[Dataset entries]
* * * * * * *

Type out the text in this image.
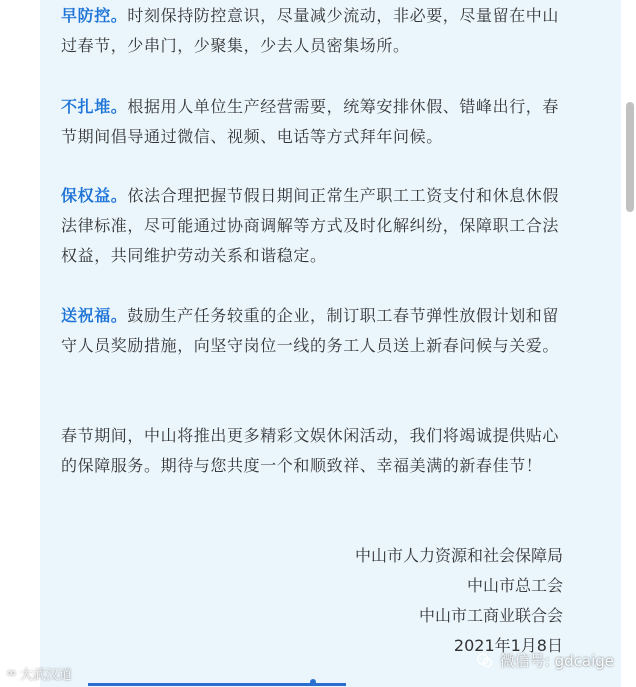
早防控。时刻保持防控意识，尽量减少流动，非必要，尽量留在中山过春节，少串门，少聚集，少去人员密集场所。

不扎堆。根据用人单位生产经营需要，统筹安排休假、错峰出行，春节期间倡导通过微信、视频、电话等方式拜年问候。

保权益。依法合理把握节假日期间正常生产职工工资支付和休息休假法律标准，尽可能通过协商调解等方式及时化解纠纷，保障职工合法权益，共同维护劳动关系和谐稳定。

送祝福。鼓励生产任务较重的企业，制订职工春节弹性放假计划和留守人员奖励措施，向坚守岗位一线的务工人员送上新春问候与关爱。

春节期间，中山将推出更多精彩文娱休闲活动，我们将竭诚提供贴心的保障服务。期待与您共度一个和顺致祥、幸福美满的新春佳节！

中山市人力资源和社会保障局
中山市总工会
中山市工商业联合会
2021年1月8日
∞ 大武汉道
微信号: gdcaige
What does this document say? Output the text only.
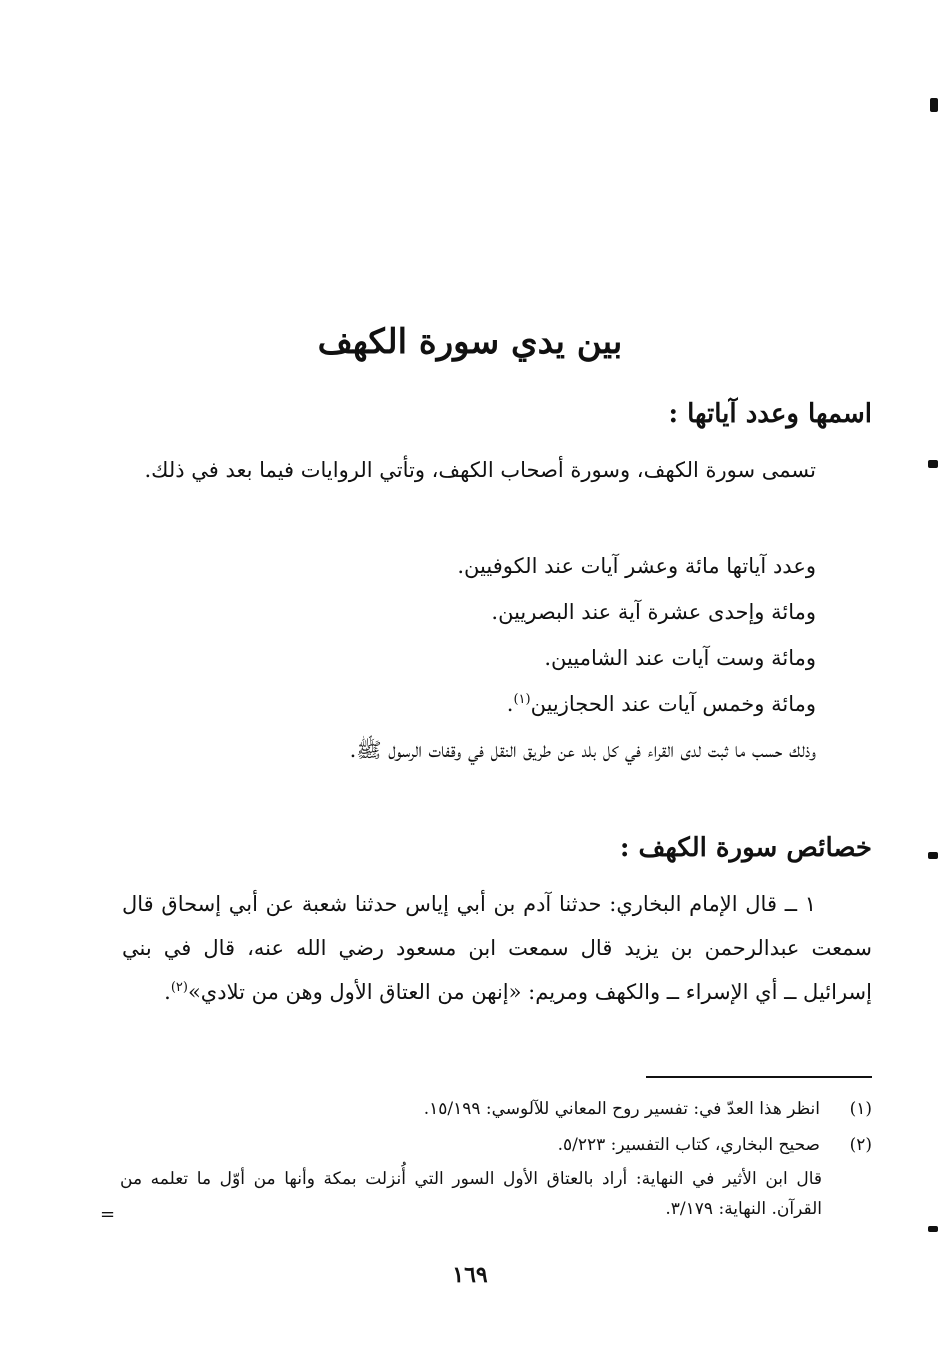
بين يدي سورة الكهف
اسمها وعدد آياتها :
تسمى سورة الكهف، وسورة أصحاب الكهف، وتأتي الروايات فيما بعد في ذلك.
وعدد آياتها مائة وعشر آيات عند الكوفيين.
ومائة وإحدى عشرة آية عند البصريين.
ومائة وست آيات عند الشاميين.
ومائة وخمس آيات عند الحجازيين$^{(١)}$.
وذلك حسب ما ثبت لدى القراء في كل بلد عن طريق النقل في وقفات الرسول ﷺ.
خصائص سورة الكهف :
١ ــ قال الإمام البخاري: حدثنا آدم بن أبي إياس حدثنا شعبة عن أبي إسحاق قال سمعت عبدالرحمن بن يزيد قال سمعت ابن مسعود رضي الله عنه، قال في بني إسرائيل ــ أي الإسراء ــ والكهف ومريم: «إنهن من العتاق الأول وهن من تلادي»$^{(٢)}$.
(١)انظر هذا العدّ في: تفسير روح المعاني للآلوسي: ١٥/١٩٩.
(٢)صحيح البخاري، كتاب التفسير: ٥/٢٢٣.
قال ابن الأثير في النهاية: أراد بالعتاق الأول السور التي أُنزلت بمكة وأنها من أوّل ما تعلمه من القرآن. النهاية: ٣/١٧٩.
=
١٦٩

* * * * * * *

> **DIRECTION**
Show every line in the entries where the string "text" occurs.

> **THE SOLUTION**
Type out the text in this image.
What does this document say? Output the text only.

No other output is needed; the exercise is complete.